# What this task involves:
From the listing below, copy every line with the word "Supply".

# Recorded information:
Start

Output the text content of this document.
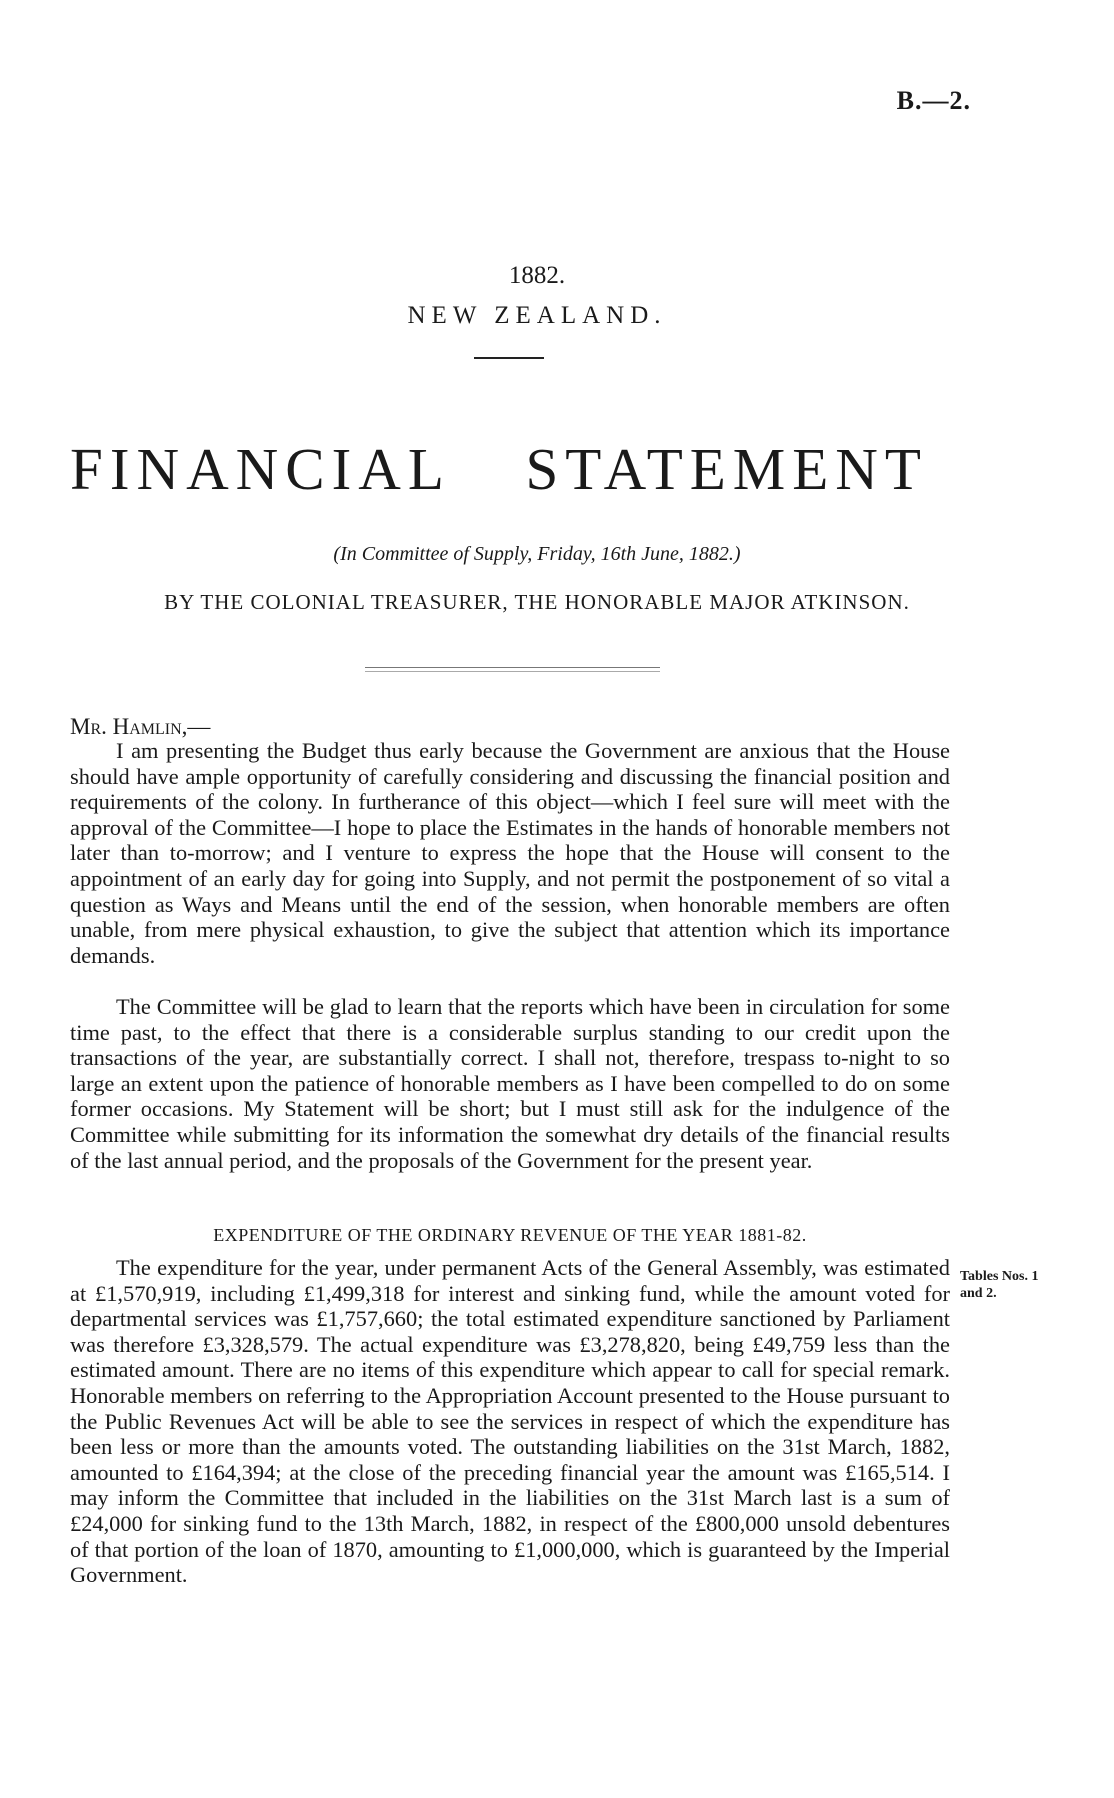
B.—2.
1882.
NEW ZEALAND.
FINANCIAL STATEMENT
(In Committee of Supply, Friday, 16th June, 1882.)
BY THE COLONIAL TREASURER, THE HONORABLE MAJOR ATKINSON.
Mr. Hamlin,—
I am presenting the Budget thus early because the Government are anxious that the House should have ample opportunity of carefully considering and discussing the financial position and requirements of the colony. In furtherance of this object—which I feel sure will meet with the approval of the Committee—I hope to place the Estimates in the hands of honorable members not later than to-morrow; and I venture to express the hope that the House will consent to the appointment of an early day for going into Supply, and not permit the postponement of so vital a question as Ways and Means until the end of the session, when honorable members are often unable, from mere physical exhaustion, to give the subject that attention which its importance demands.
The Committee will be glad to learn that the reports which have been in circulation for some time past, to the effect that there is a considerable surplus standing to our credit upon the transactions of the year, are substantially correct. I shall not, therefore, trespass to-night to so large an extent upon the patience of honorable members as I have been compelled to do on some former occasions. My Statement will be short; but I must still ask for the indulgence of the Committee while submitting for its information the somewhat dry details of the financial results of the last annual period, and the proposals of the Government for the present year.
EXPENDITURE OF THE ORDINARY REVENUE OF THE YEAR 1881-82.
The expenditure for the year, under permanent Acts of the General Assembly, was estimated at £1,570,919, including £1,499,318 for interest and sinking fund, while the amount voted for departmental services was £1,757,660; the total estimated expenditure sanctioned by Parliament was therefore £3,328,579. The actual expenditure was £3,278,820, being £49,759 less than the estimated amount. There are no items of this expenditure which appear to call for special remark. Honorable members on referring to the Appropriation Account presented to the House pursuant to the Public Revenues Act will be able to see the services in respect of which the expenditure has been less or more than the amounts voted. The outstanding liabilities on the 31st March, 1882, amounted to £164,394; at the close of the preceding financial year the amount was £165,514. I may inform the Committee that included in the liabilities on the 31st March last is a sum of £24,000 for sinking fund to the 13th March, 1882, in respect of the £800,000 unsold debentures of that portion of the loan of 1870, amounting to £1,000,000, which is guaranteed by the Imperial Government.
Tables Nos. 1 and 2.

End

# Task response:
(In Committee of Supply, Friday, 16th June, 1882.)
I am presenting the Budget thus early because the Government are anxious that the House should have ample opportunity of carefully considering and discussing the financial position and requirements of the colony. In furtherance of this object—which I feel sure will meet with the approval of the Committee—I hope to place the Estimates in the hands of honorable members not later than to-morrow; and I venture to express the hope that the House will consent to the appointment of an early day for going into Supply, and not permit the postponement of so vital a question as Ways and Means until the end of the session, when honorable members are often unable, from mere physical exhaustion, to give the subject that attention which its importance demands.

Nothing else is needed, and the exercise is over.